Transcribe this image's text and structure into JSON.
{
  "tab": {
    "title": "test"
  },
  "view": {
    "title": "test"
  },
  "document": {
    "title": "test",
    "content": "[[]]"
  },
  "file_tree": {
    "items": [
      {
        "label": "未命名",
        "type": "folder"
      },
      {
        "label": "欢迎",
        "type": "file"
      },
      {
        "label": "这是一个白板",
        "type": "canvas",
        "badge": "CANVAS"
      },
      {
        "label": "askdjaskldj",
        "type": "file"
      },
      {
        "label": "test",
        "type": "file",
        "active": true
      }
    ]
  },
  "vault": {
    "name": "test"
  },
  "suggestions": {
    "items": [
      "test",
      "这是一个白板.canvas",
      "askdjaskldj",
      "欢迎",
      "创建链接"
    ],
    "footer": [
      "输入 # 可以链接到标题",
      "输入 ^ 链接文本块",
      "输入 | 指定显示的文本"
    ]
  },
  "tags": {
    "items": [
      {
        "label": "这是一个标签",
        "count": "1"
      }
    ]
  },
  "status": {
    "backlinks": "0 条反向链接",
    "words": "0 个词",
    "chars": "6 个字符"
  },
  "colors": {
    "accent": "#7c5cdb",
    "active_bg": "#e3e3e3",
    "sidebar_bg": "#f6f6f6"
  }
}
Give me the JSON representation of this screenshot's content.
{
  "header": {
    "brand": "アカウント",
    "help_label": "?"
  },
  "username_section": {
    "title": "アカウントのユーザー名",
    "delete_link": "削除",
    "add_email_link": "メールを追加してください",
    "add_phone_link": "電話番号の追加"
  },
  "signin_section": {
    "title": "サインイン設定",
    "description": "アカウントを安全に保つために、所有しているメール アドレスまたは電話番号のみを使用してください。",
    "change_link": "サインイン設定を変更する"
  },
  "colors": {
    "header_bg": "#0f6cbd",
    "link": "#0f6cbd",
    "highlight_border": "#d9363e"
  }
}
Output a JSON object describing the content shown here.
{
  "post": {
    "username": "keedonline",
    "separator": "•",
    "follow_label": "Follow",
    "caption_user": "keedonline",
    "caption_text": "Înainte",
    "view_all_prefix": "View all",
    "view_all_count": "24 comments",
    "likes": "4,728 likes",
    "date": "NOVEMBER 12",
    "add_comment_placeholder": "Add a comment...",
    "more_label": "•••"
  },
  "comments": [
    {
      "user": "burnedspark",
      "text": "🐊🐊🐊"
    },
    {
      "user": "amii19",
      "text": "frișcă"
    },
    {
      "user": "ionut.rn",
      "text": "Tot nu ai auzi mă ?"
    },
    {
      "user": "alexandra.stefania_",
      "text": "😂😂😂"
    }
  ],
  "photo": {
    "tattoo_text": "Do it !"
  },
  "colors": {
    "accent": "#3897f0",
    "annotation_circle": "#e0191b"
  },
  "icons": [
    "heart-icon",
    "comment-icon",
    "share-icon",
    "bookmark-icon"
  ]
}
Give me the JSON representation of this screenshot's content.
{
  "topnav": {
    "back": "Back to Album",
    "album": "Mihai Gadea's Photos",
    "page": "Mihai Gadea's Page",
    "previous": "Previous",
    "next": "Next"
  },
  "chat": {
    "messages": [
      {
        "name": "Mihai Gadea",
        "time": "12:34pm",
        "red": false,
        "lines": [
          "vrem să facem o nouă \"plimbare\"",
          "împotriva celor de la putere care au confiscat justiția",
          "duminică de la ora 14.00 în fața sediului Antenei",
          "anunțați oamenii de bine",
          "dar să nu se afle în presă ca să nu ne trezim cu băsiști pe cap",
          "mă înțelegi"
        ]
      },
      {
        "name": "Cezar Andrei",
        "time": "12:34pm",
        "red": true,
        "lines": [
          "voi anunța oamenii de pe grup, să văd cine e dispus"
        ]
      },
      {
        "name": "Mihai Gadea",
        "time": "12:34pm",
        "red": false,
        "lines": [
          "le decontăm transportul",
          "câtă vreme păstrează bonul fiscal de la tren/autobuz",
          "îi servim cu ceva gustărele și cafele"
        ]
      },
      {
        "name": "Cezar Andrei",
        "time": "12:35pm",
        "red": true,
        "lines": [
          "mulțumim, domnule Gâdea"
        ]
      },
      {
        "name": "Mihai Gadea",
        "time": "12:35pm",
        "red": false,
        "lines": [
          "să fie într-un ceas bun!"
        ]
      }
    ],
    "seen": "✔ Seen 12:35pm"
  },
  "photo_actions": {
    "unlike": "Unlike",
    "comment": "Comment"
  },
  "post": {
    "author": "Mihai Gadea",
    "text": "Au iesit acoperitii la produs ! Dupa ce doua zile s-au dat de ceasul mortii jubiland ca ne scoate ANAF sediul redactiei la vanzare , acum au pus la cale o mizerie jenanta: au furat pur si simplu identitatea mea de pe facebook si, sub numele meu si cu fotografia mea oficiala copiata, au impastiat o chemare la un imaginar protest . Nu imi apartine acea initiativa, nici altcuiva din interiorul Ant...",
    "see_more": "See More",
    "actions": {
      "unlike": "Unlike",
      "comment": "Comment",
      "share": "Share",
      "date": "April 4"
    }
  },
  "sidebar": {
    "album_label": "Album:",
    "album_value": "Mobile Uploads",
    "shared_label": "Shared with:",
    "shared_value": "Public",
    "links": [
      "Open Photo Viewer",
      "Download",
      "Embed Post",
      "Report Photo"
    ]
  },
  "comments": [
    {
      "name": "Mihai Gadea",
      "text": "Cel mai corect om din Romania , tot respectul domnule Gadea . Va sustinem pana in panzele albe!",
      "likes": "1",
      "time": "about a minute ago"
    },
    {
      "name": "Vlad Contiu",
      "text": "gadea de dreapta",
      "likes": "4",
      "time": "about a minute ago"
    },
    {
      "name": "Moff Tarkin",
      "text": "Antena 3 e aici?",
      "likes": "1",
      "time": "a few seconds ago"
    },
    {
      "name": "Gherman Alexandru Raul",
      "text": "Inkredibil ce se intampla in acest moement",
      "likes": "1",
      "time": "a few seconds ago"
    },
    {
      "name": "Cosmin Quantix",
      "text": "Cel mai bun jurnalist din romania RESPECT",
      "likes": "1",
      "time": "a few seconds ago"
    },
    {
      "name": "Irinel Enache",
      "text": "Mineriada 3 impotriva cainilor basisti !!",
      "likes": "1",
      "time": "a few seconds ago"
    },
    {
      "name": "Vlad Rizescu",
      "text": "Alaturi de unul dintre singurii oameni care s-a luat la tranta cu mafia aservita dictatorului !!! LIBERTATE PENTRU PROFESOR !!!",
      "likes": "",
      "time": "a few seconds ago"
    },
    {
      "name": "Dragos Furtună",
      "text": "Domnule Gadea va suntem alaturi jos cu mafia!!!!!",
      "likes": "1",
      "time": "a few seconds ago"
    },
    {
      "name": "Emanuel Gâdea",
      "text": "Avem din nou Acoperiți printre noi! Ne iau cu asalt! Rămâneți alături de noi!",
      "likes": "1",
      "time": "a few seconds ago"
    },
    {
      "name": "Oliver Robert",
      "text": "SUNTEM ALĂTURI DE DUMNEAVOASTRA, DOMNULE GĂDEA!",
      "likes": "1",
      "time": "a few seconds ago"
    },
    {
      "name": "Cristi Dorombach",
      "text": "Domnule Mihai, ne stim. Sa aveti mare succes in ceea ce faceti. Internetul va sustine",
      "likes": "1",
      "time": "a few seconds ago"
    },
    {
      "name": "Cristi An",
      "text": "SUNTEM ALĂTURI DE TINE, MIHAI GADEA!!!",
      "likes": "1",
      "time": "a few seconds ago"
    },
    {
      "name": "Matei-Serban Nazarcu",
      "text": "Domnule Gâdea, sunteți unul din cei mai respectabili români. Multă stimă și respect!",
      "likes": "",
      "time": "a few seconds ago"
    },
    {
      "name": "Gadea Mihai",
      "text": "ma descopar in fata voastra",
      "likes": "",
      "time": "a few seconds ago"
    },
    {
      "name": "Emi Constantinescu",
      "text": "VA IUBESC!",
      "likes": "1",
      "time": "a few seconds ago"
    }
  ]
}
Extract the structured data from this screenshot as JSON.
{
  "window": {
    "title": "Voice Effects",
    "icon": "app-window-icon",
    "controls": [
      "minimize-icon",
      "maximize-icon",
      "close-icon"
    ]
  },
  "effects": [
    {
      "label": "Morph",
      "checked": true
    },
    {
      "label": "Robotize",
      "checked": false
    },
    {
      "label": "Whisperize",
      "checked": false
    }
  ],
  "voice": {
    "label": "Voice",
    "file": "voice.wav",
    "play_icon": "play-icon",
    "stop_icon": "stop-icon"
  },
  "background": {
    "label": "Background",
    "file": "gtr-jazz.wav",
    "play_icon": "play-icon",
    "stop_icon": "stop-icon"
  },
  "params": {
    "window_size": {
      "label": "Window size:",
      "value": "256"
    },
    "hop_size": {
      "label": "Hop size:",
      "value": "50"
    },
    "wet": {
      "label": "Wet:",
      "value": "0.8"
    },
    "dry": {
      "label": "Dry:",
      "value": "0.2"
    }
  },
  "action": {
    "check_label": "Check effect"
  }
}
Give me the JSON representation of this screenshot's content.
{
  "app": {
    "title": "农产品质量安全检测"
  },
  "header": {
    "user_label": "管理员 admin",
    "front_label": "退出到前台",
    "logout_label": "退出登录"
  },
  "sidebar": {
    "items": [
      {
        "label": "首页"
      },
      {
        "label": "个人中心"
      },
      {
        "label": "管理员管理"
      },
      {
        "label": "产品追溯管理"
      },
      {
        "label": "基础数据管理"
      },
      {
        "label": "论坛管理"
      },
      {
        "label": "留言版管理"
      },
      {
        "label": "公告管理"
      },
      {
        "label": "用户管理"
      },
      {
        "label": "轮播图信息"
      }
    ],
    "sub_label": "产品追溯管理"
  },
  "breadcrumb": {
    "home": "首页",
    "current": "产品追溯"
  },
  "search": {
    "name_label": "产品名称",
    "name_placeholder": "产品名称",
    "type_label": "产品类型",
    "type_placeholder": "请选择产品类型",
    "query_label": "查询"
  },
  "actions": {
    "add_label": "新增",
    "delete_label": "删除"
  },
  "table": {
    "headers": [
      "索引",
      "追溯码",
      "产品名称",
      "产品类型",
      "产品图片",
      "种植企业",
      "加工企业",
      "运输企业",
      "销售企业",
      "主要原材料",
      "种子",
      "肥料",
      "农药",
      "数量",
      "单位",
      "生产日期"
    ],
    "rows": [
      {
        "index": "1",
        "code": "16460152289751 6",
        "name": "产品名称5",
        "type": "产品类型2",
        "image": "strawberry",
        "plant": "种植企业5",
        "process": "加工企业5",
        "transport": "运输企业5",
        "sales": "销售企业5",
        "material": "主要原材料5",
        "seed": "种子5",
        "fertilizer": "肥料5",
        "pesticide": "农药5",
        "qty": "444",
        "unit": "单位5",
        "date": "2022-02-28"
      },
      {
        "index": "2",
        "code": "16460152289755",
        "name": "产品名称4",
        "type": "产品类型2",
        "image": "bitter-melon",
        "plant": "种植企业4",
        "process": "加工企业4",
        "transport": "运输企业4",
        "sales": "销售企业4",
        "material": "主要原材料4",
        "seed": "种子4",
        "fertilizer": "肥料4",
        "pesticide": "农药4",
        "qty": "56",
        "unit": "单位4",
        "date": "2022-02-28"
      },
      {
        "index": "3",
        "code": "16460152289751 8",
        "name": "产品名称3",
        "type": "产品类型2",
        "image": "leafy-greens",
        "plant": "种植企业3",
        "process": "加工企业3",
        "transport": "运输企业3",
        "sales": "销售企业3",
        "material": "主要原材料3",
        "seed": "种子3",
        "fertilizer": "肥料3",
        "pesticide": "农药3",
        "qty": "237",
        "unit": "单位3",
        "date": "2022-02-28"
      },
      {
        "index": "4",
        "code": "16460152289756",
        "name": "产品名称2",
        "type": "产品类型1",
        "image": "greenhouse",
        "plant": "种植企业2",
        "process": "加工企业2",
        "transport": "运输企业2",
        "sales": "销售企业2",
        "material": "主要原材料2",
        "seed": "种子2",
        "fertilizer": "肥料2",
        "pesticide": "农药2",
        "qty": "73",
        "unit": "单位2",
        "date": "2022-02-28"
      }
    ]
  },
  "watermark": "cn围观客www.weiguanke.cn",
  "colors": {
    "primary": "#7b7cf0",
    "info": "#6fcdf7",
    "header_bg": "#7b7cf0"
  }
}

★ ★ ★ ★ ★ ★ ★

Gather up, from the records above, each line where the word "image" appears.

Transcribe this image's text and structure into JSON.
        "image": "strawberry",
        "image": "bitter-melon",
        "image": "leafy-greens",
        "image": "greenhouse",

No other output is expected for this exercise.